▶ _Instruction_:
Filter the entries below, keeping every line that has the word "chez".

Dataset entries
....
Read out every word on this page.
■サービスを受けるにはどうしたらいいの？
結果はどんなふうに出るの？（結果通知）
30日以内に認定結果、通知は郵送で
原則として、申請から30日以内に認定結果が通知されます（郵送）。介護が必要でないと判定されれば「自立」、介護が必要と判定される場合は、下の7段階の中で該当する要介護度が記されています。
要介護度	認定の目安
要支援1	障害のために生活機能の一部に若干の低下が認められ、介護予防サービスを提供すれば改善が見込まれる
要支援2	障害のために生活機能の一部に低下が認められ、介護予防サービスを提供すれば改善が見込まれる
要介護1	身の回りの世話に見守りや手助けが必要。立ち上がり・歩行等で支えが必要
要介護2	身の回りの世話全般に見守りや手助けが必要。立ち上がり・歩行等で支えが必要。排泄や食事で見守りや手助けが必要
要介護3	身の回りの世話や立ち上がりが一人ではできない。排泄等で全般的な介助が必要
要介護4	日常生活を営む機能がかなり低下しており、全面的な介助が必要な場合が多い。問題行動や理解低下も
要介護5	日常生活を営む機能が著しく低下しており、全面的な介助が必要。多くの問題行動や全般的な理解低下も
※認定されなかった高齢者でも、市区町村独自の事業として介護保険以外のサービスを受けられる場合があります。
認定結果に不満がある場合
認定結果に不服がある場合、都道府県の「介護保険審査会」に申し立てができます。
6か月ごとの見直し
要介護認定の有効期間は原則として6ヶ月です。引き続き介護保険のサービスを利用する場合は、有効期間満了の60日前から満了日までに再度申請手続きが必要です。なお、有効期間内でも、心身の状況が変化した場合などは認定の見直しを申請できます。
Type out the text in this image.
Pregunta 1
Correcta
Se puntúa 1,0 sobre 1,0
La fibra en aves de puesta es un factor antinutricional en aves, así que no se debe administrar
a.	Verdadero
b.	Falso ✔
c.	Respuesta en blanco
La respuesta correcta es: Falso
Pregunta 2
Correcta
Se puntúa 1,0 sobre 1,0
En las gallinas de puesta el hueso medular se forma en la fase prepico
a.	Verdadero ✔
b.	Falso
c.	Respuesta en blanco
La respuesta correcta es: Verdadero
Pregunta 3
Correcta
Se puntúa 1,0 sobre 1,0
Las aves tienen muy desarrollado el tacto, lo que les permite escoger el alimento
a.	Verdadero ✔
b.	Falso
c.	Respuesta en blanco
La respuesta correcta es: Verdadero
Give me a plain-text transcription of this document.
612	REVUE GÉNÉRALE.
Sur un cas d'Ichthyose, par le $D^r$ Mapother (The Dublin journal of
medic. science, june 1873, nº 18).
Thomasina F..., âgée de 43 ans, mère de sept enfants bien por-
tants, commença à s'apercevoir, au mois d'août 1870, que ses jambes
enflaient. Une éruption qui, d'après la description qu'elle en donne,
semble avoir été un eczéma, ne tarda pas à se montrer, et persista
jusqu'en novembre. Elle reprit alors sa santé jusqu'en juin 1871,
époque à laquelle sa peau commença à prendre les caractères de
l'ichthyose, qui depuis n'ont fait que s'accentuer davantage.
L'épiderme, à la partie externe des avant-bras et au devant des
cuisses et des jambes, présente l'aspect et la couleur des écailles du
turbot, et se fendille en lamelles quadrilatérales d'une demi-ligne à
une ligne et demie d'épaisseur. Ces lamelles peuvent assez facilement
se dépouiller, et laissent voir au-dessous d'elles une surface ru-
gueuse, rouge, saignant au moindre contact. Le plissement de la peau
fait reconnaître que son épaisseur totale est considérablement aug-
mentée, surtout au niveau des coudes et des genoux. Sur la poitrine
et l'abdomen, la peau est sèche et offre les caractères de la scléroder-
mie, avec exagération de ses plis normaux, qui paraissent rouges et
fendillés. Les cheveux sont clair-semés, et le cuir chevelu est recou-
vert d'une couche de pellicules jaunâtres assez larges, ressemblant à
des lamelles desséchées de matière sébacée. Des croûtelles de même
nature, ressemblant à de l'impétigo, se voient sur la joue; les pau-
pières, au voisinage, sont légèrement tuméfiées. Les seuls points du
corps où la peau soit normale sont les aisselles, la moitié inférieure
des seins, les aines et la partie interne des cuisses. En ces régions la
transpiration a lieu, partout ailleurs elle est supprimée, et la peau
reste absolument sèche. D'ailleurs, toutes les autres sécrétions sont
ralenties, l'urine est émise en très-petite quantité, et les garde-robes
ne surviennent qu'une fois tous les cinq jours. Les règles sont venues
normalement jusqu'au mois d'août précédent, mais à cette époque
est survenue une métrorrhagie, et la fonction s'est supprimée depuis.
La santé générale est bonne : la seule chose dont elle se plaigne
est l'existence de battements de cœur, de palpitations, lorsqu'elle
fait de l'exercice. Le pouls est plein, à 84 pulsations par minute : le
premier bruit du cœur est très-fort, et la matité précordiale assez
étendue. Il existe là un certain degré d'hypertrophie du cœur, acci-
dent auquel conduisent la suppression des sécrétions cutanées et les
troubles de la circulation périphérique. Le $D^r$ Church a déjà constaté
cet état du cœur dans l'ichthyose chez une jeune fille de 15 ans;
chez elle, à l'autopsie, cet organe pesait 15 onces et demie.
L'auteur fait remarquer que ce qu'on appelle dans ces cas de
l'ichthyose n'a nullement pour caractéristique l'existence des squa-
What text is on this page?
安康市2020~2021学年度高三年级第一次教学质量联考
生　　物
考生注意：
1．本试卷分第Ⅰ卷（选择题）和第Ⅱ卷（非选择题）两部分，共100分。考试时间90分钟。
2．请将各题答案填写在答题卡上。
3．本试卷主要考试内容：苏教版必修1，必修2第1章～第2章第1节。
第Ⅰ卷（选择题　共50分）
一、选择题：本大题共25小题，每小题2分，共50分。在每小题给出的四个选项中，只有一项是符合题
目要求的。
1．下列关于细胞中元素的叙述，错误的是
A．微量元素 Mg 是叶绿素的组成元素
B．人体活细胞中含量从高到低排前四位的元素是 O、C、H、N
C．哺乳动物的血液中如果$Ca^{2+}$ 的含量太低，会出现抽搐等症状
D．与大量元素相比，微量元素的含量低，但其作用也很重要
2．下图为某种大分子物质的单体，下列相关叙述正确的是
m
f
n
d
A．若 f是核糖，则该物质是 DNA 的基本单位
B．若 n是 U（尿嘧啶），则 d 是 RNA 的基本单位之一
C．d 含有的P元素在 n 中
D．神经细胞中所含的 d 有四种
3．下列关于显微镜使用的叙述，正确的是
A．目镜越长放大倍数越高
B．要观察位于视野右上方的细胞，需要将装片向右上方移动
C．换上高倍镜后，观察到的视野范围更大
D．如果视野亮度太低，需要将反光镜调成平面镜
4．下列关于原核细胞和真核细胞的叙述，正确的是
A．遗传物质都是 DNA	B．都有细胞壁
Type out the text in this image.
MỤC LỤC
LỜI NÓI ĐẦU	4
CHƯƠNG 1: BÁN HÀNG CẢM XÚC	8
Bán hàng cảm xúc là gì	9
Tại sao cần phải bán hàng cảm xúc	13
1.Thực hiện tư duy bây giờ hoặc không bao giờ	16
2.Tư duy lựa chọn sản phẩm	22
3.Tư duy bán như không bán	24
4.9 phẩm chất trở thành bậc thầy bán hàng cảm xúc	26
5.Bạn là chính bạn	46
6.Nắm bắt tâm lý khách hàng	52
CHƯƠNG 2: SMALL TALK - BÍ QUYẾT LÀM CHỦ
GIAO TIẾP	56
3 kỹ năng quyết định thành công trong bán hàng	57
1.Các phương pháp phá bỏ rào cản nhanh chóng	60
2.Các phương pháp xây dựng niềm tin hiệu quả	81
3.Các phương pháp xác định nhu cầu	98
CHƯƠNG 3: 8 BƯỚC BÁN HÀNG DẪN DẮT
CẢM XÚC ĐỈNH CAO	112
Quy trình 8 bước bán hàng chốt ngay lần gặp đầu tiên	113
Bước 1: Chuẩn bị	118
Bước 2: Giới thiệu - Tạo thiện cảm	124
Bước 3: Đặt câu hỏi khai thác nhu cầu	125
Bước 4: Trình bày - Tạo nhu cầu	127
....
▶ _Completed exercise_:
cet état du cœur dans l'ichthyose chez une jeune fille de 15 ans;
chez elle, à l'autopsie, cet organe pesait 15 onces et demie.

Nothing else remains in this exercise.